(Requirement): Which lines contain the word "الاجتماع"? Return each of them as written.

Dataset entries
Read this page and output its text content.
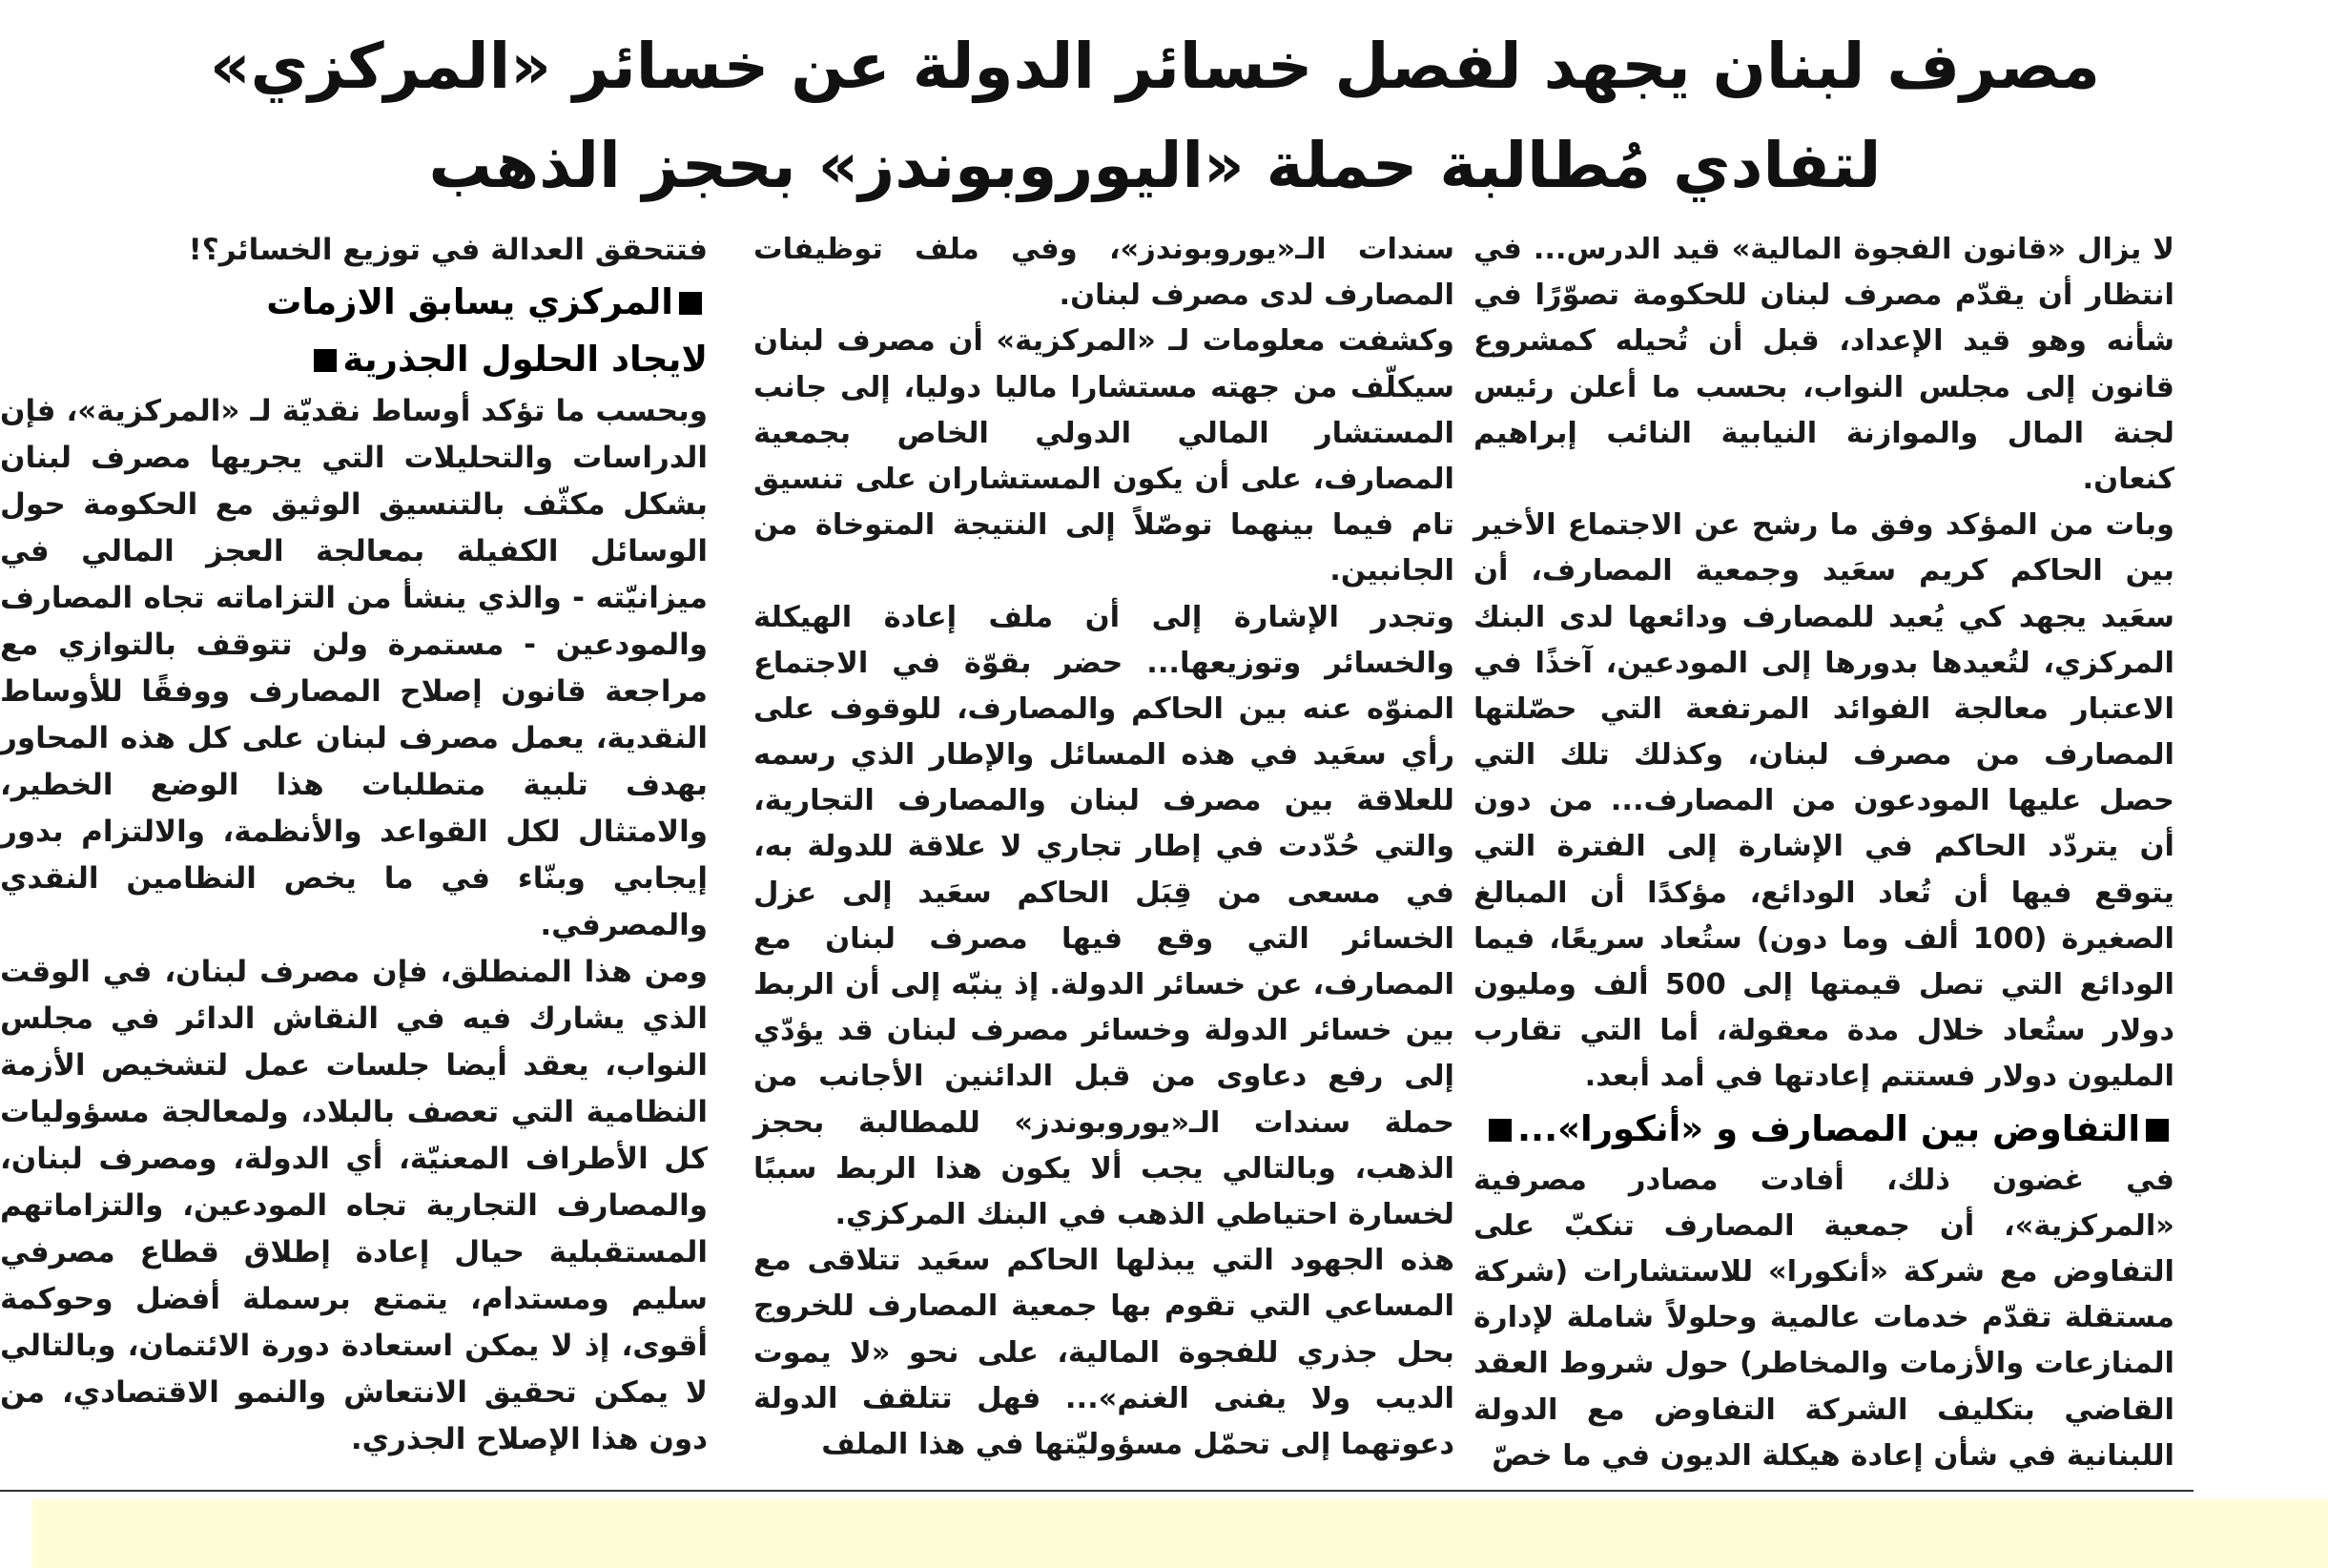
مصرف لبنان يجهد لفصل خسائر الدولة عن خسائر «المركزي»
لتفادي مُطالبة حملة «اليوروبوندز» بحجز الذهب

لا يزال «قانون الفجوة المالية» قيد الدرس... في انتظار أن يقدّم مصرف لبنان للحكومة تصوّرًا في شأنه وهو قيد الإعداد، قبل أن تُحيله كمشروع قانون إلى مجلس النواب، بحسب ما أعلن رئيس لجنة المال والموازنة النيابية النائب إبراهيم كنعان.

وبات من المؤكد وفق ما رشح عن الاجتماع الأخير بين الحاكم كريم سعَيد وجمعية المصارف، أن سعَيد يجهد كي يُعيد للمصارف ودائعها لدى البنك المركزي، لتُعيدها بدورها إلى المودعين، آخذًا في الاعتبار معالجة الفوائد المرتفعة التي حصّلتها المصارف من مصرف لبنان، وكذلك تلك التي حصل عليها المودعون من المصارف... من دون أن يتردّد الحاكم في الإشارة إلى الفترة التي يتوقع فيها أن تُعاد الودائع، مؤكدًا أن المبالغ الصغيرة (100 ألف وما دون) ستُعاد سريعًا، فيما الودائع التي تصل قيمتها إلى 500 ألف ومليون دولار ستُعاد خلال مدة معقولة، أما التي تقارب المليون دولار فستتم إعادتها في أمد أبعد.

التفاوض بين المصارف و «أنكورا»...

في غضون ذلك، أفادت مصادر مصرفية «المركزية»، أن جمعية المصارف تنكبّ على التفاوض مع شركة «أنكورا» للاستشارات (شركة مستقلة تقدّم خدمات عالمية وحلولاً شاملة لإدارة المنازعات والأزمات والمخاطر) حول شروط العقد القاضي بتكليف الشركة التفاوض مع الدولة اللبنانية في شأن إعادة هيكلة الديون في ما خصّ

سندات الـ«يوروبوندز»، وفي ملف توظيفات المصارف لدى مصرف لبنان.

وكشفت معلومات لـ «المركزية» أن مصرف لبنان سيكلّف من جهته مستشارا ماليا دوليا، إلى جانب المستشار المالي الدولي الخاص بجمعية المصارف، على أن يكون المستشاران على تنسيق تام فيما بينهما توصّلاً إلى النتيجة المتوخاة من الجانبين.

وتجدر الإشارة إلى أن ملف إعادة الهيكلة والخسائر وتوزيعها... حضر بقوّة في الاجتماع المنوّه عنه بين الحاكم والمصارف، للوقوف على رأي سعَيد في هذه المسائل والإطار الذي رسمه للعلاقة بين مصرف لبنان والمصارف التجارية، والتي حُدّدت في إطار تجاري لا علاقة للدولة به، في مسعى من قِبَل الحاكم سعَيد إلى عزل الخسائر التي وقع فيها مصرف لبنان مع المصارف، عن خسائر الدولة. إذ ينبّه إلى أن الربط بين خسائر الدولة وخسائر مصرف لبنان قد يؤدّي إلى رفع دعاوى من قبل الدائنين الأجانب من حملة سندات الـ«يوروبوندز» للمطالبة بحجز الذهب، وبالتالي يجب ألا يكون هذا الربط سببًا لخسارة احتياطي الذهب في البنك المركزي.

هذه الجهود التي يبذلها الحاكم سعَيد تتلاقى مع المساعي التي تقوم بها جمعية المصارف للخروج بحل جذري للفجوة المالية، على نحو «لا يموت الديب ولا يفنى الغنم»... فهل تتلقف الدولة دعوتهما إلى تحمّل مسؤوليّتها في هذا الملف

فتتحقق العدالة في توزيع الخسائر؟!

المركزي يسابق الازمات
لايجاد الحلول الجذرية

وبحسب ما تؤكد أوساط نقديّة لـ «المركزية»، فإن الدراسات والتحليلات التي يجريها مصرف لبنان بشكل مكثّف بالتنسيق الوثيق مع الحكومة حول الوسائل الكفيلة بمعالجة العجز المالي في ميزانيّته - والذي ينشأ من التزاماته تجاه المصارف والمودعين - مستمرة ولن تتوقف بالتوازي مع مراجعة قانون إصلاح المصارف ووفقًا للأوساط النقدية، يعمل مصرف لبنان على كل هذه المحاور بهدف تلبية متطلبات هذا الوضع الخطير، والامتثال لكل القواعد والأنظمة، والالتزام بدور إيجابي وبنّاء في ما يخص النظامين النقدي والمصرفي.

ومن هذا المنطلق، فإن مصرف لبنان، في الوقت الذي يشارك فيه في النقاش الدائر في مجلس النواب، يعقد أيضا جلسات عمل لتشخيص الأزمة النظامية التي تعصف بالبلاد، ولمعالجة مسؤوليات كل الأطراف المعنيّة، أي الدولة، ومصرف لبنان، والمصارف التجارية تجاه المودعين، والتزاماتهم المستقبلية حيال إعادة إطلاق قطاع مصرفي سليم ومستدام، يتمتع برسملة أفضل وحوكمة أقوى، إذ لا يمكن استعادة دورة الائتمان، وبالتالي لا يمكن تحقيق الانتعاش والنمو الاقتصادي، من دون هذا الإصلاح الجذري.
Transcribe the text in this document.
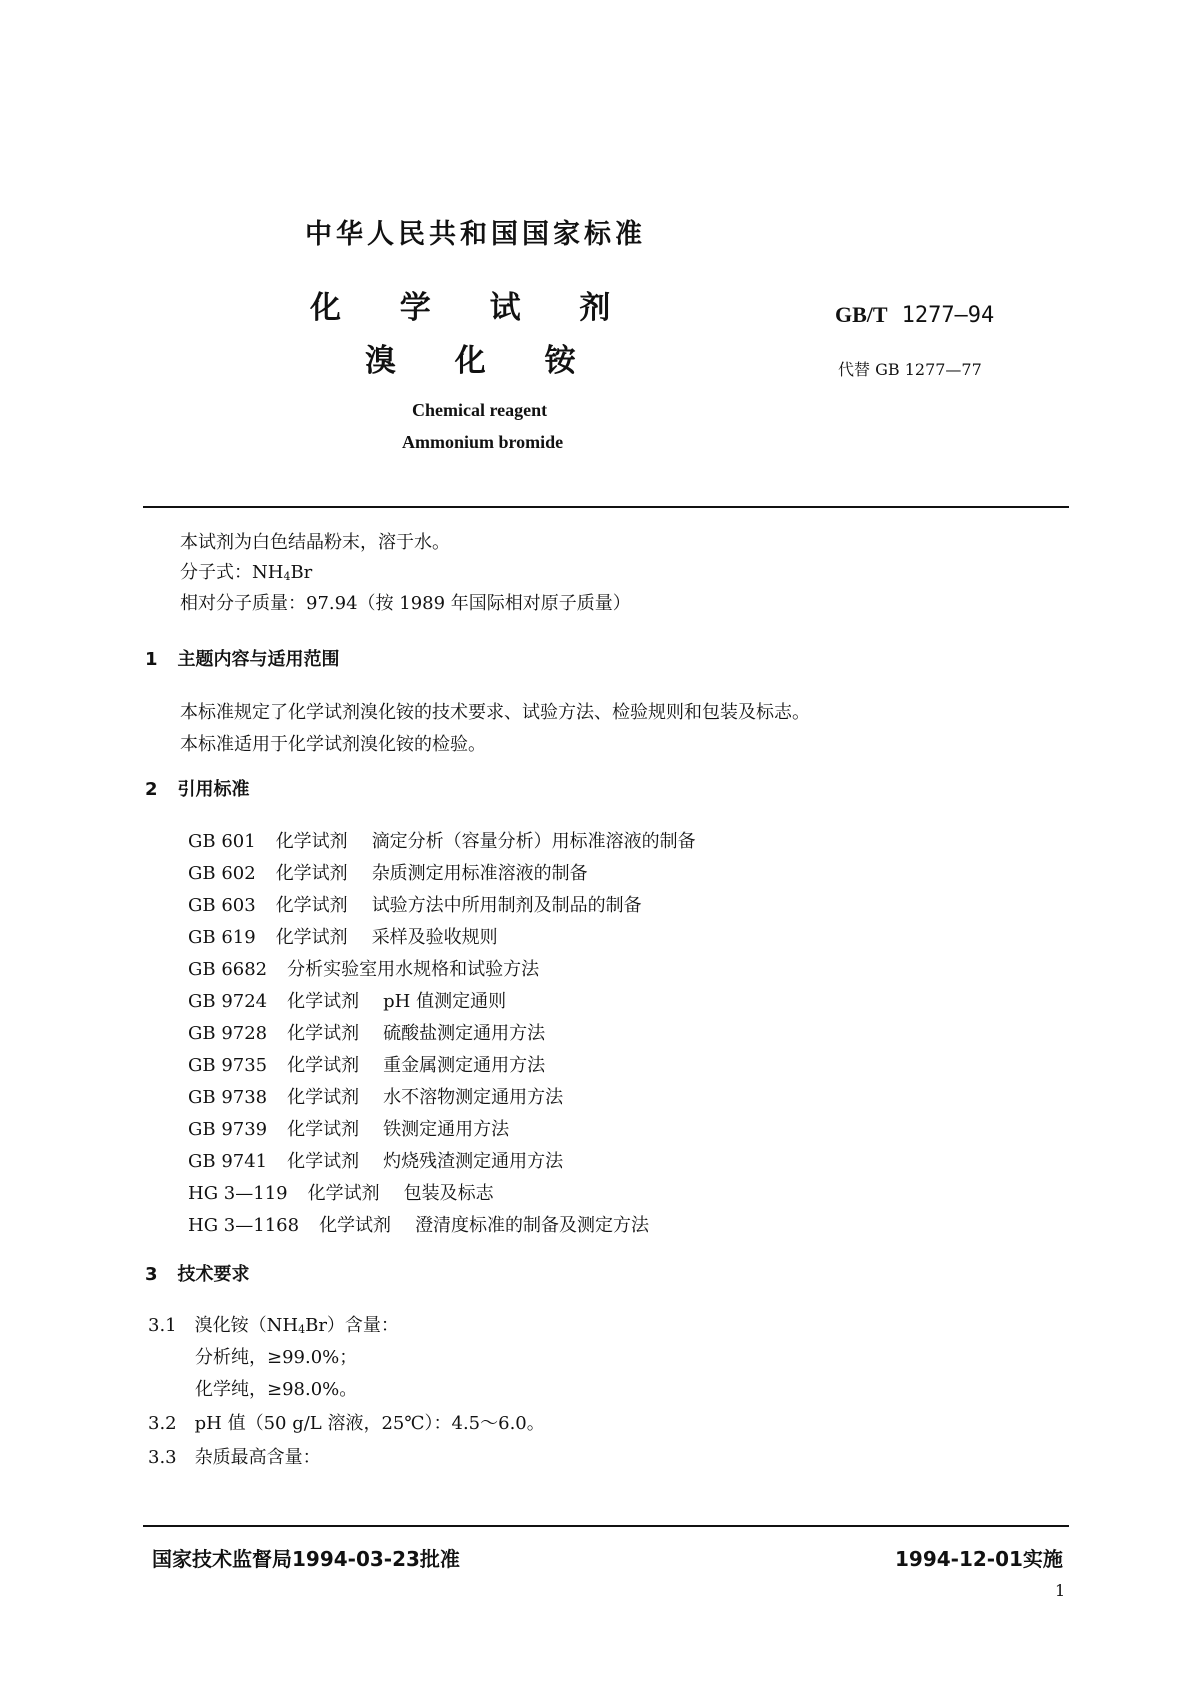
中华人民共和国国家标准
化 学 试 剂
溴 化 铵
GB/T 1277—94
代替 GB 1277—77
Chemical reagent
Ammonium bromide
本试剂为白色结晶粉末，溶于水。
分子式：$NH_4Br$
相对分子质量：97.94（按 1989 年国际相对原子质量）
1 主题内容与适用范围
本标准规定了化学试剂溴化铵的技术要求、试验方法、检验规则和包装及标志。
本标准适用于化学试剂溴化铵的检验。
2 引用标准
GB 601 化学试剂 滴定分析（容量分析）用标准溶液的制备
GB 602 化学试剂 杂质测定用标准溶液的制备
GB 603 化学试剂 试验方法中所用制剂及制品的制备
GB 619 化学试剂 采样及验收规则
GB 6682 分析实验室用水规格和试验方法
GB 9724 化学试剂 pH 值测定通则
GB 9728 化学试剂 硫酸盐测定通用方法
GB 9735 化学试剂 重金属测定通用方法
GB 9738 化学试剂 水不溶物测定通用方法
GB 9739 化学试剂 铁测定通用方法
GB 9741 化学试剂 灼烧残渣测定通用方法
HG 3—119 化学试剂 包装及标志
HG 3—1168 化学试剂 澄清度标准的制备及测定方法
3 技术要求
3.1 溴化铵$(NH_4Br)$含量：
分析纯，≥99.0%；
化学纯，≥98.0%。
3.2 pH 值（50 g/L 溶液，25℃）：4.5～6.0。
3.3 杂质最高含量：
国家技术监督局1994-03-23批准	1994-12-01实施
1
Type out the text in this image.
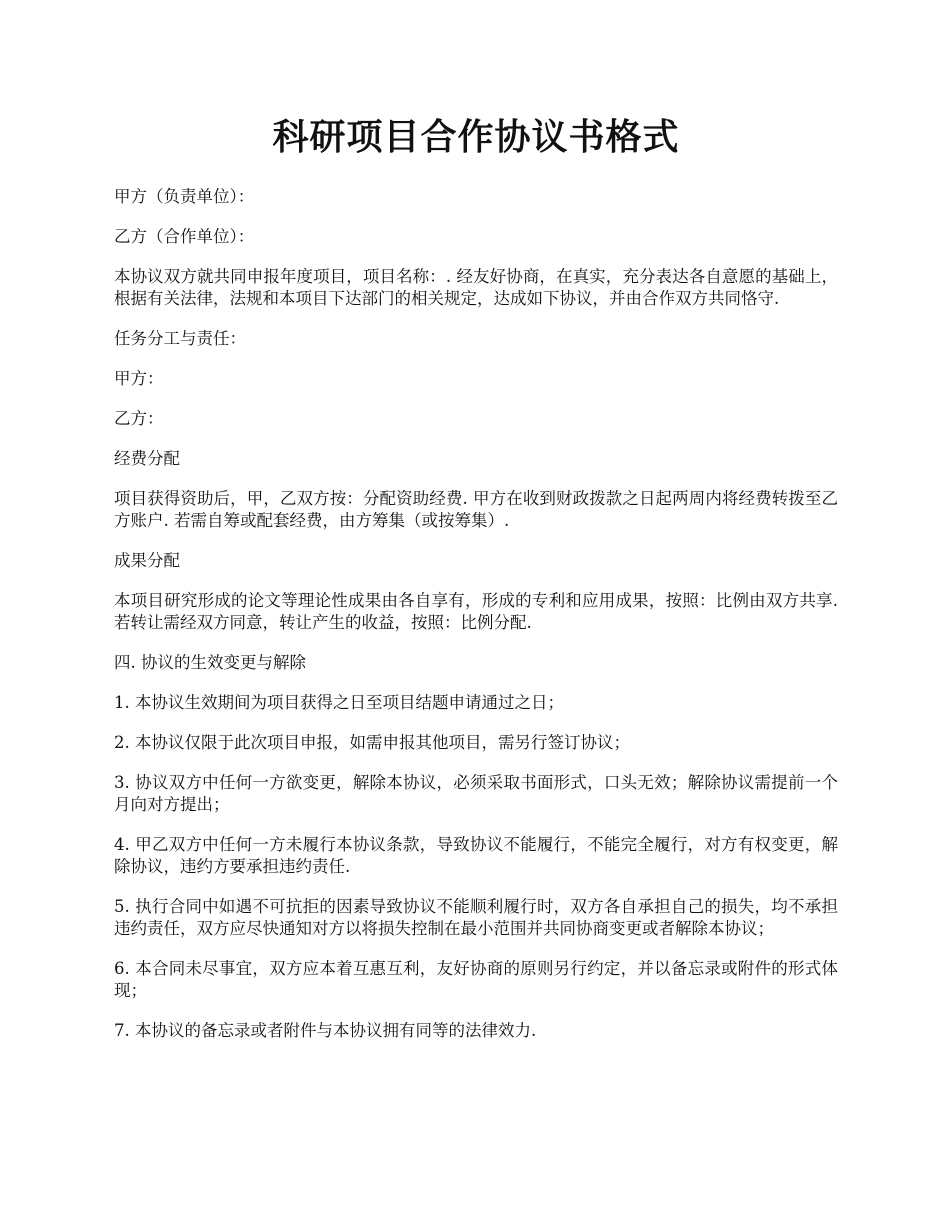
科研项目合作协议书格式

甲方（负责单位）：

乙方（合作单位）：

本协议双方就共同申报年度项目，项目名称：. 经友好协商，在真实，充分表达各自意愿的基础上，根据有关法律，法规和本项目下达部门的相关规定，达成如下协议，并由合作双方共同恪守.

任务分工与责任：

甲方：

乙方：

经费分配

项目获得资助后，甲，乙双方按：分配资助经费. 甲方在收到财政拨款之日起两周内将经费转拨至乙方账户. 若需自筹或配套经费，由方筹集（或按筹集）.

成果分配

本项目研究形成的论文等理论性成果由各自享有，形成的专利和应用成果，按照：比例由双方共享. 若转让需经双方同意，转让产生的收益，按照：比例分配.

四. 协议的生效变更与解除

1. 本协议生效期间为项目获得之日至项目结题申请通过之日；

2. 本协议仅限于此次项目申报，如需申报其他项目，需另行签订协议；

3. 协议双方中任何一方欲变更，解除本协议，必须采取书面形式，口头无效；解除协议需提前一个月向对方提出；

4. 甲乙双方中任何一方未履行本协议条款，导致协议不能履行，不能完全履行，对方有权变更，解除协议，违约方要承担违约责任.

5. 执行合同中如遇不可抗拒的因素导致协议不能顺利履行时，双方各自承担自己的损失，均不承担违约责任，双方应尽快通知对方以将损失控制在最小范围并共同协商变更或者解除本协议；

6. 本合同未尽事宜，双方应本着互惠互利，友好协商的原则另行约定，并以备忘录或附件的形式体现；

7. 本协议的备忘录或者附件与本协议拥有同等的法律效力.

(In response):
وبات من المؤكد وفق ما رشح عن الاجتماع الأخير بين الحاكم كريم سعَيد وجمعية المصارف، أن سعَيد يجهد كي يُعيد للمصارف ودائعها لدى البنك المركزي، لتُعيدها بدورها إلى المودعين، آخذًا في الاعتبار معالجة الفوائد المرتفعة التي حصّلتها المصارف من مصرف لبنان، وكذلك تلك التي حصل عليها المودعون من المصارف... من دون أن يتردّد الحاكم في الإشارة إلى الفترة التي يتوقع فيها أن تُعاد الودائع، مؤكدًا أن المبالغ الصغيرة (100 ألف وما دون) ستُعاد سريعًا، فيما الودائع التي تصل قيمتها إلى 500 ألف ومليون دولار ستُعاد خلال مدة معقولة، أما التي تقارب المليون دولار فستتم إعادتها في أمد أبعد.
وتجدر الإشارة إلى أن ملف إعادة الهيكلة والخسائر وتوزيعها... حضر بقوّة في الاجتماع المنوّه عنه بين الحاكم والمصارف، للوقوف على رأي سعَيد في هذه المسائل والإطار الذي رسمه للعلاقة بين مصرف لبنان والمصارف التجارية، والتي حُدّدت في إطار تجاري لا علاقة للدولة به، في مسعى من قِبَل الحاكم سعَيد إلى عزل الخسائر التي وقع فيها مصرف لبنان مع المصارف، عن خسائر الدولة. إذ ينبّه إلى أن الربط بين خسائر الدولة وخسائر مصرف لبنان قد يؤدّي إلى رفع دعاوى من قبل الدائنين الأجانب من حملة سندات الـ«يوروبوندز» للمطالبة بحجز الذهب، وبالتالي يجب ألا يكون هذا الربط سببًا لخسارة احتياطي الذهب في البنك المركزي.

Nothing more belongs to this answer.